- _What to do_:
In the material below, find how many lines contain the string "strings". Write only that number.

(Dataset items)

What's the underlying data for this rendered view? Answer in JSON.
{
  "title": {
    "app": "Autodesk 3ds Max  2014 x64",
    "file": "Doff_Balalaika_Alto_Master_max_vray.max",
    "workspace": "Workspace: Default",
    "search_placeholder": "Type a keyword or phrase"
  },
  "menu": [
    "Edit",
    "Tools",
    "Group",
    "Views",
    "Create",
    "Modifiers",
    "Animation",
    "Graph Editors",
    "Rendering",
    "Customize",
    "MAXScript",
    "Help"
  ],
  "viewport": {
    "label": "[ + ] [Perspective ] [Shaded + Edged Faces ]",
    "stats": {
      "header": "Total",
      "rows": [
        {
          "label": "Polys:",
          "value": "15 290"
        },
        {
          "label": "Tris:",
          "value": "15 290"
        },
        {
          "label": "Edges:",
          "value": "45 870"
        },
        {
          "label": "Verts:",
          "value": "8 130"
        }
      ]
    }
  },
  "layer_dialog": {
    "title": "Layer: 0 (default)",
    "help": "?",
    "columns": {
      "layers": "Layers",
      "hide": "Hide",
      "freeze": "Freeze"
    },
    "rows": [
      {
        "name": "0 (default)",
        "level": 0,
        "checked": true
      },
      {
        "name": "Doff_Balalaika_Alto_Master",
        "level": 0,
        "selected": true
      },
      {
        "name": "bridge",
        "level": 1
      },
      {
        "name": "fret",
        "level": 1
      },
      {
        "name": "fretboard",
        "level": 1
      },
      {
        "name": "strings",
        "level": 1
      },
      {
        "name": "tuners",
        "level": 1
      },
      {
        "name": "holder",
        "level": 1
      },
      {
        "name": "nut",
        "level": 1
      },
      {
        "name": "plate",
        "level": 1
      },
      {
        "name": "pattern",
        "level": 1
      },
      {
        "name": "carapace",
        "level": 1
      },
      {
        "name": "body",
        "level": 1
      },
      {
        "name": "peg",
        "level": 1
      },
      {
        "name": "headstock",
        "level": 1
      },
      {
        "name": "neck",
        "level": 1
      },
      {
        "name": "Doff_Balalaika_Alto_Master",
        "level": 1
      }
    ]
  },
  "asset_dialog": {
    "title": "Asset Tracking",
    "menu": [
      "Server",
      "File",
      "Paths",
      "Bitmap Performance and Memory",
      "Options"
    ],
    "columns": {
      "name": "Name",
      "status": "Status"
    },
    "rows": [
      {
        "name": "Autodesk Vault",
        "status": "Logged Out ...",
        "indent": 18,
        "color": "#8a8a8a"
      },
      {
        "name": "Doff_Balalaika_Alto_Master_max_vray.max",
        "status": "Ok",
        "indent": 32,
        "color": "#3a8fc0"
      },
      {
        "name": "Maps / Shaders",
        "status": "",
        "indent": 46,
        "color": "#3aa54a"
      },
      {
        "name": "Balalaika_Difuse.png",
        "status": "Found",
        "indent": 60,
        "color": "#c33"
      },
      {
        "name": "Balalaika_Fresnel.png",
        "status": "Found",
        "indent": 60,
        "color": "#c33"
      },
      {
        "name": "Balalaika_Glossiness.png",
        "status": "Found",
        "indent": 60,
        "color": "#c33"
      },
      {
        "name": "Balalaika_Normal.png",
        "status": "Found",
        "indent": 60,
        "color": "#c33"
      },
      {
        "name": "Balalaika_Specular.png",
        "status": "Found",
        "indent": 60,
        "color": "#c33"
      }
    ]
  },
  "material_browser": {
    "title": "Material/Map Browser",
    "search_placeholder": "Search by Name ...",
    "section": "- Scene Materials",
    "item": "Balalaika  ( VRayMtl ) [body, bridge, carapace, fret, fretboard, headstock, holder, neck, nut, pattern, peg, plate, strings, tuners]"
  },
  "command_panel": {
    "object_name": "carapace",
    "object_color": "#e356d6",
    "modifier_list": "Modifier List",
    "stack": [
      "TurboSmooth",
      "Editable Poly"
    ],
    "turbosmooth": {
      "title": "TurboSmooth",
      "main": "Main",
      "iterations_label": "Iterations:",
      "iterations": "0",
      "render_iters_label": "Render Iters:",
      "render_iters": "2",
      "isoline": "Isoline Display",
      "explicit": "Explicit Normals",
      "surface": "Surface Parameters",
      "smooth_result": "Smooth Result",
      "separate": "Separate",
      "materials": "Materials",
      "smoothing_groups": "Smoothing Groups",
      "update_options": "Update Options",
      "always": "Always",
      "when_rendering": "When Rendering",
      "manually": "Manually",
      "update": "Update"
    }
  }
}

- _Response to this task_:
2